Write out all of the lines below, exactly and completely.

===== DATASET EXCERPTS =====

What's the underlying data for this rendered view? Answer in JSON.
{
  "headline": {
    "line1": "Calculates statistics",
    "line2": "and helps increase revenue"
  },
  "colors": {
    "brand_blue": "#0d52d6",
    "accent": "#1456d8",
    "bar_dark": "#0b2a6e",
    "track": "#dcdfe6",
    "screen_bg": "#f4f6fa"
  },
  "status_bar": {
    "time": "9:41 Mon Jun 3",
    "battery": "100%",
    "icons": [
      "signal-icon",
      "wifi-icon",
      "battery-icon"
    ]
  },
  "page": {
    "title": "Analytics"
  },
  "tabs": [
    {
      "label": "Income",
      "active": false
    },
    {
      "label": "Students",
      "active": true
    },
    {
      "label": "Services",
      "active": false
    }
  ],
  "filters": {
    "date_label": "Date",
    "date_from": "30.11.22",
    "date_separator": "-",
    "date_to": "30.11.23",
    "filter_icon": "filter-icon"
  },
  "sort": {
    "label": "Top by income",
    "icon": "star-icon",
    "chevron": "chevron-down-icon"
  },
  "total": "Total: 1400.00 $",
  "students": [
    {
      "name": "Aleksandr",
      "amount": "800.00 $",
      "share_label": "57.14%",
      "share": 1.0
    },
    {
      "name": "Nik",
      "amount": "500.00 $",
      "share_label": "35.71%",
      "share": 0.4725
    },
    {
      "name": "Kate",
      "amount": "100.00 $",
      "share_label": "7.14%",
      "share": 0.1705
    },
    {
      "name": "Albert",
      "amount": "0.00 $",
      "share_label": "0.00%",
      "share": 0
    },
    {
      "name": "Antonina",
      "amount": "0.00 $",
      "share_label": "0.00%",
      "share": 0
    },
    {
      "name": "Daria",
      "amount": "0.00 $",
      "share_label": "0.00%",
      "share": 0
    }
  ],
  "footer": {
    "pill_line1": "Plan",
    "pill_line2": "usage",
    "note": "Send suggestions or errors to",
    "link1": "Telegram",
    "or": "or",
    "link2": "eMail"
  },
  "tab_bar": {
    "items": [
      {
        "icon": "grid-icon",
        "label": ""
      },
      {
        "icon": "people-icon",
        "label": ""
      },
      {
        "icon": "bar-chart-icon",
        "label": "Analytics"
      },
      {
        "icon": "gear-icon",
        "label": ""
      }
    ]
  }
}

=====

EXERCISE RESULT:
What's the underlying data for this rendered view? Answer in JSON.
{
  "headline": {
    "line1": "Calculates statistics",
    "line2": "and helps increase revenue"
  },
  "colors": {
    "brand_blue": "#0d52d6",
    "accent": "#1456d8",
    "bar_dark": "#0b2a6e",
    "track": "#dcdfe6",
    "screen_bg": "#f4f6fa"
  },
  "status_bar": {
    "time": "9:41 Mon Jun 3",
    "battery": "100%",
    "icons": [
      "signal-icon",
      "wifi-icon",
      "battery-icon"
    ]
  },
  "page": {
    "title": "Analytics"
  },
  "tabs": [
    {
      "label": "Income",
      "active": false
    },
    {
      "label": "Students",
      "active": true
    },
    {
      "label": "Services",
      "active": false
    }
  ],
  "filters": {
    "date_label": "Date",
    "date_from": "30.11.22",
    "date_separator": "-",
    "date_to": "30.11.23",
    "filter_icon": "filter-icon"
  },
  "sort": {
    "label": "Top by income",
    "icon": "star-icon",
    "chevron": "chevron-down-icon"
  },
  "total": "Total: 1400.00 $",
  "students": [
    {
      "name": "Aleksandr",
      "amount": "800.00 $",
      "share_label": "57.14%",
      "share": 1.0
    },
    {
      "name": "Nik",
      "amount": "500.00 $",
      "share_label": "35.71%",
      "share": 0.4725
    },
    {
      "name": "Kate",
      "amount": "100.00 $",
      "share_label": "7.14%",
      "share": 0.1705
    },
    {
      "name": "Albert",
      "amount": "0.00 $",
      "share_label": "0.00%",
      "share": 0
    },
    {
      "name": "Antonina",
      "amount": "0.00 $",
      "share_label": "0.00%",
      "share": 0
    },
    {
      "name": "Daria",
      "amount": "0.00 $",
      "share_label": "0.00%",
      "share": 0
    }
  ],
  "footer": {
    "pill_line1": "Plan",
    "pill_line2": "usage",
    "note": "Send suggestions or errors to",
    "link1": "Telegram",
    "or": "or",
    "link2": "eMail"
  },
  "tab_bar": {
    "items": [
      {
        "icon": "grid-icon",
        "label": ""
      },
      {
        "icon": "people-icon",
        "label": ""
      },
      {
        "icon": "bar-chart-icon",
        "label": "Analytics"
      },
      {
        "icon": "gear-icon",
        "label": ""
      }
    ]
  }
}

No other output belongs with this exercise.